*Stated task*
Write out the records word for word, with no pictures.

#### Data supplied

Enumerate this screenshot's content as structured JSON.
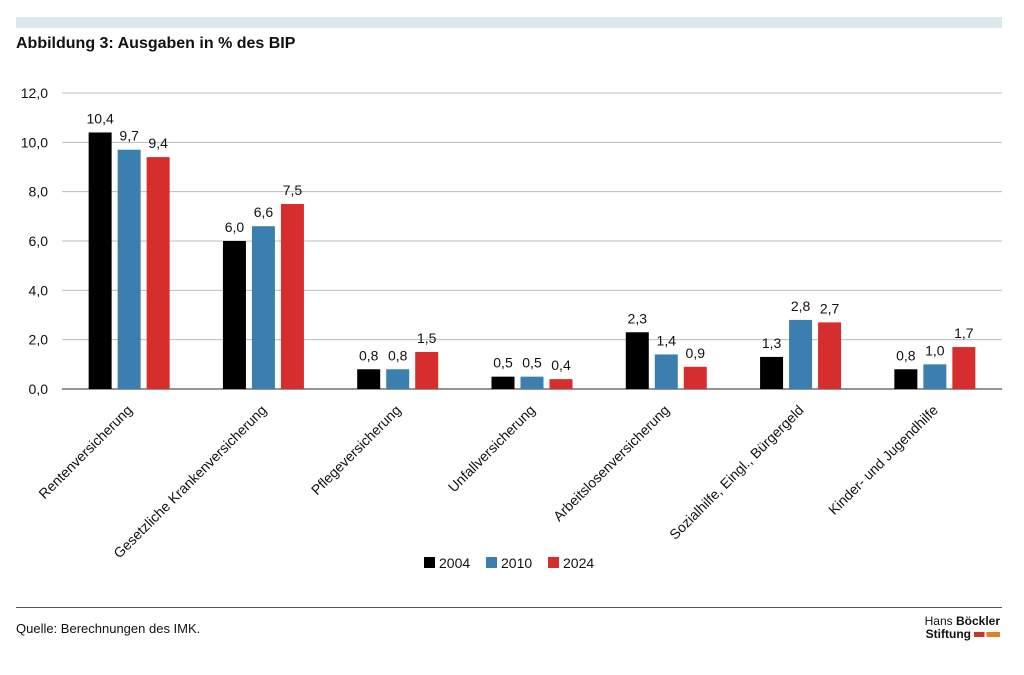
{
  "header": {
    "title": "Abbildung 3: Ausgaben in % des BIP"
  },
  "footer": {
    "source": "Quelle: Berechnungen des IMK.",
    "logo_line1_a": "Hans ",
    "logo_line1_b": "Böckler",
    "logo_line2": "Stiftung"
  },
  "chart_data": {
    "type": "bar",
    "title": "Abbildung 3: Ausgaben in % des BIP",
    "xlabel": "",
    "ylabel": "",
    "ylim": [
      0,
      12
    ],
    "yticks": [
      "0,0",
      "2,0",
      "4,0",
      "6,0",
      "8,0",
      "10,0",
      "12,0"
    ],
    "grid": true,
    "legend": "bottom-center",
    "categories": [
      "Rentenversicherung",
      "Gesetzliche Krankenversicherung",
      "Pflegeversicherung",
      "Unfallversicherung",
      "Arbeitslosenversicherung",
      "Sozialhilfe, Eingl., Bürgergeld",
      "Kinder- und Jugendhilfe"
    ],
    "series": [
      {
        "name": "2004",
        "color": "#000000",
        "values": [
          10.4,
          6.0,
          0.8,
          0.5,
          2.3,
          1.3,
          0.8
        ],
        "labels": [
          "10,4",
          "6,0",
          "0,8",
          "0,5",
          "2,3",
          "1,3",
          "0,8"
        ]
      },
      {
        "name": "2010",
        "color": "#3a7fb0",
        "values": [
          9.7,
          6.6,
          0.8,
          0.5,
          1.4,
          2.8,
          1.0
        ],
        "labels": [
          "9,7",
          "6,6",
          "0,8",
          "0,5",
          "1,4",
          "2,8",
          "1,0"
        ]
      },
      {
        "name": "2024",
        "color": "#d62d2d",
        "values": [
          9.4,
          7.5,
          1.5,
          0.4,
          0.9,
          2.7,
          1.7
        ],
        "labels": [
          "9,4",
          "7,5",
          "1,5",
          "0,4",
          "0,9",
          "2,7",
          "1,7"
        ]
      }
    ]
  }
}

########

*Task result*
Enumerate this screenshot's content as structured JSON.
{
  "header": {
    "title": "Abbildung 3: Ausgaben in % des BIP"
  },
  "footer": {
    "source": "Quelle: Berechnungen des IMK.",
    "logo_line1_a": "Hans ",
    "logo_line1_b": "Böckler",
    "logo_line2": "Stiftung"
  },
  "chart_data": {
    "type": "bar",
    "title": "Abbildung 3: Ausgaben in % des BIP",
    "xlabel": "",
    "ylabel": "",
    "ylim": [
      0,
      12
    ],
    "yticks": [
      "0,0",
      "2,0",
      "4,0",
      "6,0",
      "8,0",
      "10,0",
      "12,0"
    ],
    "grid": true,
    "legend": "bottom-center",
    "categories": [
      "Rentenversicherung",
      "Gesetzliche Krankenversicherung",
      "Pflegeversicherung",
      "Unfallversicherung",
      "Arbeitslosenversicherung",
      "Sozialhilfe, Eingl., Bürgergeld",
      "Kinder- und Jugendhilfe"
    ],
    "series": [
      {
        "name": "2004",
        "color": "#000000",
        "values": [
          10.4,
          6.0,
          0.8,
          0.5,
          2.3,
          1.3,
          0.8
        ],
        "labels": [
          "10,4",
          "6,0",
          "0,8",
          "0,5",
          "2,3",
          "1,3",
          "0,8"
        ]
      },
      {
        "name": "2010",
        "color": "#3a7fb0",
        "values": [
          9.7,
          6.6,
          0.8,
          0.5,
          1.4,
          2.8,
          1.0
        ],
        "labels": [
          "9,7",
          "6,6",
          "0,8",
          "0,5",
          "1,4",
          "2,8",
          "1,0"
        ]
      },
      {
        "name": "2024",
        "color": "#d62d2d",
        "values": [
          9.4,
          7.5,
          1.5,
          0.4,
          0.9,
          2.7,
          1.7
        ],
        "labels": [
          "9,4",
          "7,5",
          "1,5",
          "0,4",
          "0,9",
          "2,7",
          "1,7"
        ]
      }
    ]
  }
}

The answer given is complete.